## Stored entries
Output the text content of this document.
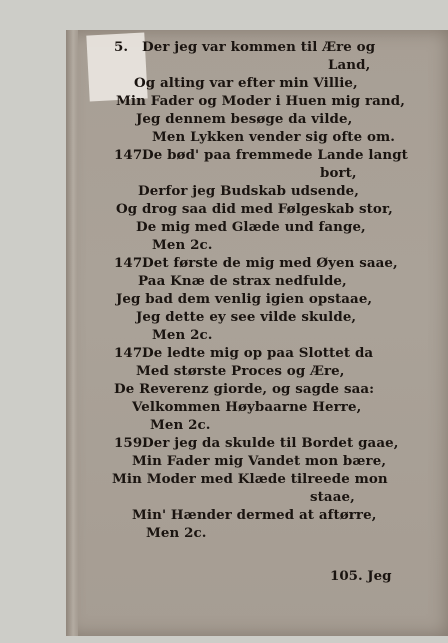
5. Der jeg var kommen til Ære og
Land,
Og alting var efter min Villie,
Min Fader og Moder i Huen mig rand,
Jeg dennem besøge da vilde,
Men Lykken vender sig ofte om.
147.De bød' paa fremmede Lande langt
bort,
Derfor jeg Budskab udsende,
Og drog saa did med Følgeskab stor,
De mig med Glæde und fange,
Men 2c.
147.Det første de mig med Øyen saae,
Paa Knæ de strax nedfulde,
Jeg bad dem venlig igien opstaae,
Jeg dette ey see vilde skulde,
Men 2c.
147.De ledte mig op paa Slottet da
Med største Proces og Ære,
De Reverenz giorde, og sagde saa:
Velkommen Høybaarne Herre,
Men 2c.
159.Der jeg da skulde til Bordet gaae,
Min Fader mig Vandet mon bære,
Min Moder med Klæde tilreede mon
staae,
Min' Hænder dermed at aftørre,
Men 2c.
105. Jeg
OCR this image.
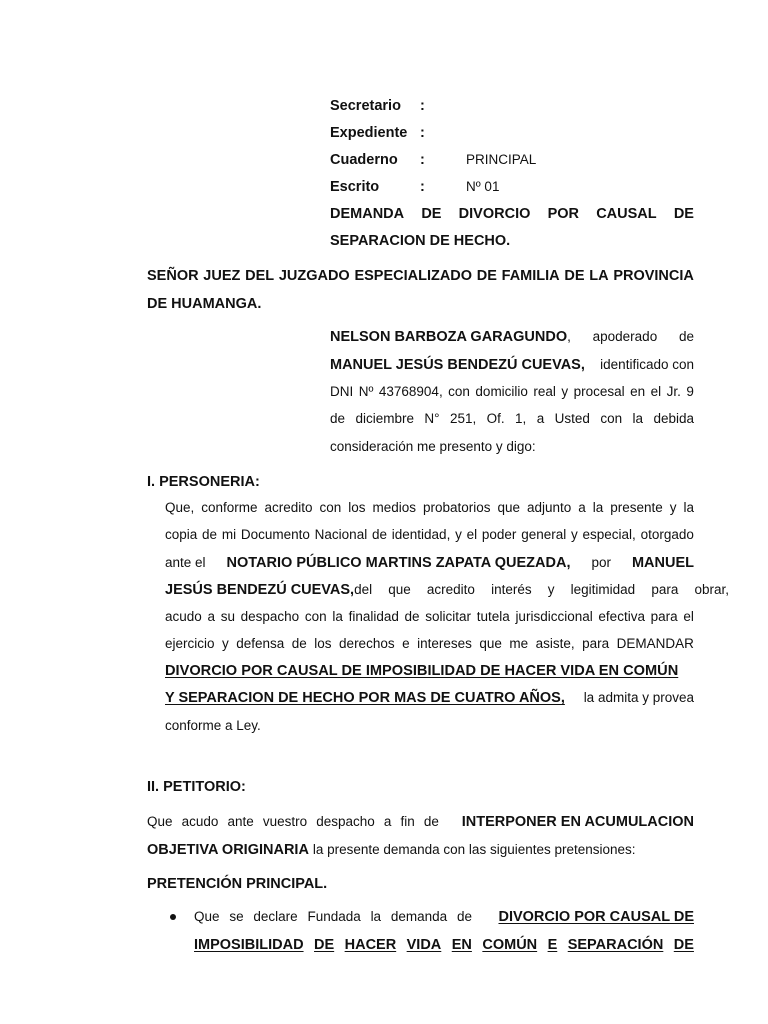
Secretario :
Expediente :
Cuaderno :	PRINCIPAL
Escrito	:	Nº 01
DEMANDA DE DIVORCIO POR CAUSAL DE
SEPARACION DE HECHO.
SEÑOR JUEZ DEL JUZGADO ESPECIALIZADO DE FAMILIA DE LA PROVINCIA
DE HUAMANGA.
NELSON BARBOZA GARAGUNDO, apoderado de
MANUEL JESÚS BENDEZÚ CUEVAS, identificado con
DNI Nº 43768904, con domicilio real y procesal en el Jr. 9
de diciembre N° 251, Of. 1, a Usted con la debida
consideración me presento y digo:
I. PERSONERIA:
Que, conforme acredito con los medios probatorios que adjunto a la presente y la
copia de mi Documento Nacional de identidad, y el poder general y especial, otorgado
ante el NOTARIO PÚBLICO MARTINS ZAPATA QUEZADA, por MANUEL
JESÚS BENDEZÚ CUEVAS, del que acredito interés y legitimidad para obrar,
acudo a su despacho con la finalidad de solicitar tutela jurisdiccional efectiva para el
ejercicio y defensa de los derechos e intereses que me asiste, para DEMANDAR
DIVORCIO POR CAUSAL DE IMPOSIBILIDAD DE HACER VIDA EN COMÚN
Y SEPARACION DE HECHO POR MAS DE CUATRO AÑOS, la admita y provea
conforme a Ley.
II. PETITORIO:
Que acudo ante vuestro despacho a fin de INTERPONER EN ACUMULACION
OBJETIVA ORIGINARIA la presente demanda con las siguientes pretensiones:
PRETENCIÓN PRINCIPAL.
Que se declare Fundada la demanda de DIVORCIO POR CAUSAL DE
IMPOSIBILIDAD DE HACER VIDA EN COMÚN E SEPARACIÓN DE
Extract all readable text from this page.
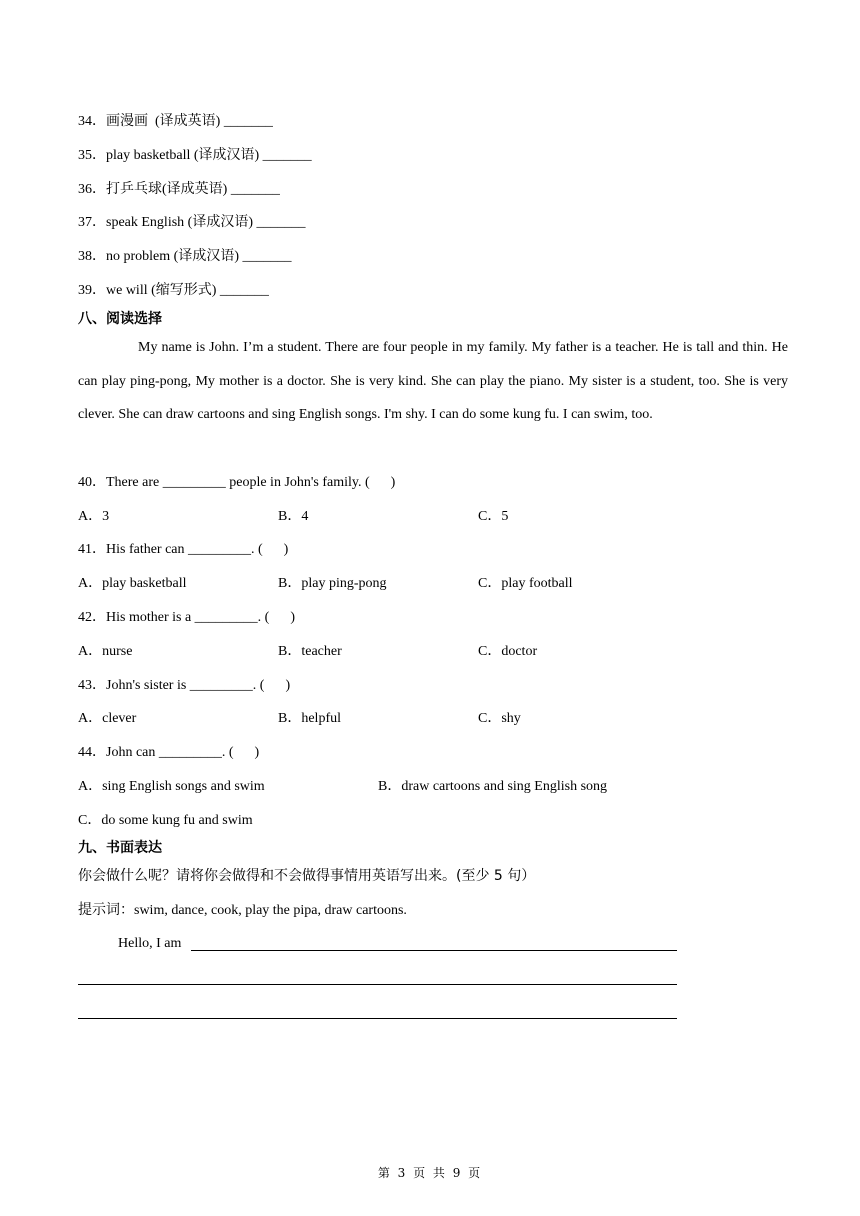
34．画漫画  (译成英语) _______
35．play basketball (译成汉语) _______
36．打乒乓球(译成英语) _______
37．speak English (译成汉语) _______
38．no problem (译成汉语) _______
39．we will (缩写形式) _______
八、阅读选择
My name is John. I’m a student. There are four people in my family. My father is a teacher. He is tall and thin. He can play ping-pong, My mother is a doctor. She is very kind. She can play the piano. My sister is a student, too. She is very clever. She can draw cartoons and sing English songs. I'm shy. I can do some kung fu. I can swim, too.
40．There are _________ people in John's family. (      )
A．3	B．4	C．5
41．His father can _________. (      )
A．play basketball	B．play ping-pong	C．play football
42．His mother is a _________. (      )
A．nurse	B．teacher	C．doctor
43．John's sister is _________. (      )
A．clever	B．helpful	C．shy
44．John can _________. (      )
A．sing English songs and swim	B．draw cartoons and sing English song
C．do some kung fu and swim
九、书面表达
你会做什么呢？请将你会做得和不会做得事情用英语写出来。(至少 5 句）
提示词：swim, dance, cook, play the pipa, draw cartoons.
Hello, I am
第 3 页 共 9 页
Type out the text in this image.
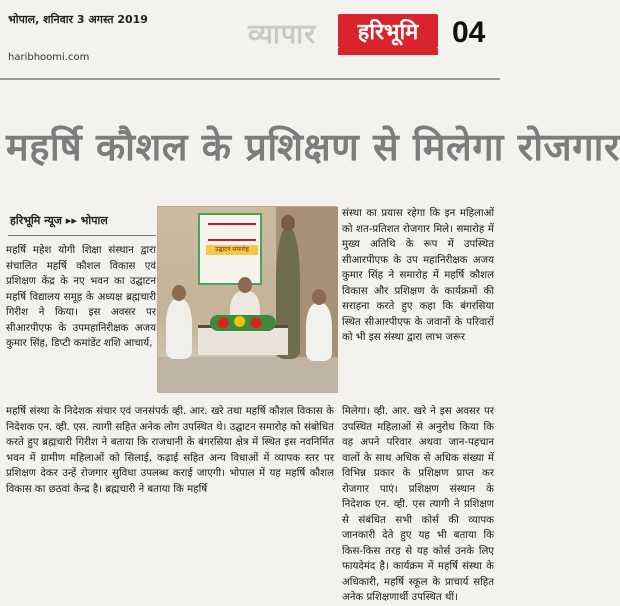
भोपाल, शनिवार 3 अगस्त 2019
haribhoomi.com
व्यापार	हरिभूमि	04
महर्षि कौशल के प्रशिक्षण से मिलेगा रोजगार
हरिभूमि न्यूज ▸▸ भोपाल
महर्षि महेश योगी शिक्षा संस्थान द्वारा संचालित महर्षि कौशल विकास एवं प्रशिक्षण केंद्र के नए भवन का उद्घाटन महर्षि विद्यालय समूह के अध्यक्ष ब्रह्मचारी गिरीश ने किया। इस अवसर पर सीआरपीएफ के उपमहानिरीक्षक अजय कुमार सिंह, डिप्टी कमांडेंट शशि आचार्य,
उद्घाटन समारोह
संस्था का प्रयास रहेगा कि इन महिलाओं को शत-प्रतिशत रोजगार मिले। समारोह में मुख्य अतिथि के रूप में उपस्थित सीआरपीएफ के उप महानिरीक्षक अजय कुमार सिंह ने समारोह में महर्षि कौशल विकास और प्रशिक्षण के कार्यक्रमों की सराहना करते हुए कहा कि बंगरसिया स्थित सीआरपीएफ के जवानों के परिवारों को भी इस संस्था द्वारा लाभ जरूर
महर्षि संस्था के निदेशक संचार एवं जनसंपर्क व्ही. आर. खरे तथा महर्षि कौशल विकास के निदेशक एन. व्ही. एस. त्यागी सहित अनेक लोग उपस्थित थे। उद्घाटन समारोह को संबोधित करते हुए ब्रह्मचारी गिरीश ने बताया कि राजधानी के बंगरसिया क्षेत्र में स्थित इस नवनिर्मित भवन में ग्रामीण महिलाओं को सिलाई, कढ़ाई सहित अन्य विधाओं में व्यापक स्तर पर प्रशिक्षण देकर उन्हें रोजगार सुविधा उपलब्ध कराई जाएगी। भोपाल में यह महर्षि कौशल विकास का छठवां केन्द्र है। ब्रह्मचारी ने बताया कि महर्षि
मिलेगा। व्ही. आर. खरे ने इस अवसर पर उपस्थित महिलाओं से अनुरोध किया कि वह अपने परिवार अथवा जान-पहचान वालों के साथ अधिक से अधिक संख्या में विभिन्न प्रकार के प्रशिक्षण प्राप्त कर रोजगार पाएं। प्रशिक्षण संस्थान के निदेशक एन. व्ही. एस त्यागी ने प्रशिक्षण से संबंधित सभी कोर्स की व्यापक जानकारी देते हुए यह भी बताया कि किस-किस तरह से यह कोर्स उनके लिए फायदेमंद है। कार्यक्रम में महर्षि संस्था के अधिकारी, महर्षि स्कूल के प्राचार्य सहित अनेक प्रशिक्षणार्थी उपस्थित थीं।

## Requirement
In the entries above, find each line with the word "ping" and copy it.

## Result of this exercise
My name is John. I’m a student. There are four people in my family. My father is a teacher. He is tall and thin. He can play ping-pong, My mother is a doctor. She is very kind. She can play the piano. My sister is a student, too. She is very clever. She can draw cartoons and sing English songs. I'm shy. I can do some kung fu. I can swim, too.
A．play basketball	B．play ping-pong	C．play football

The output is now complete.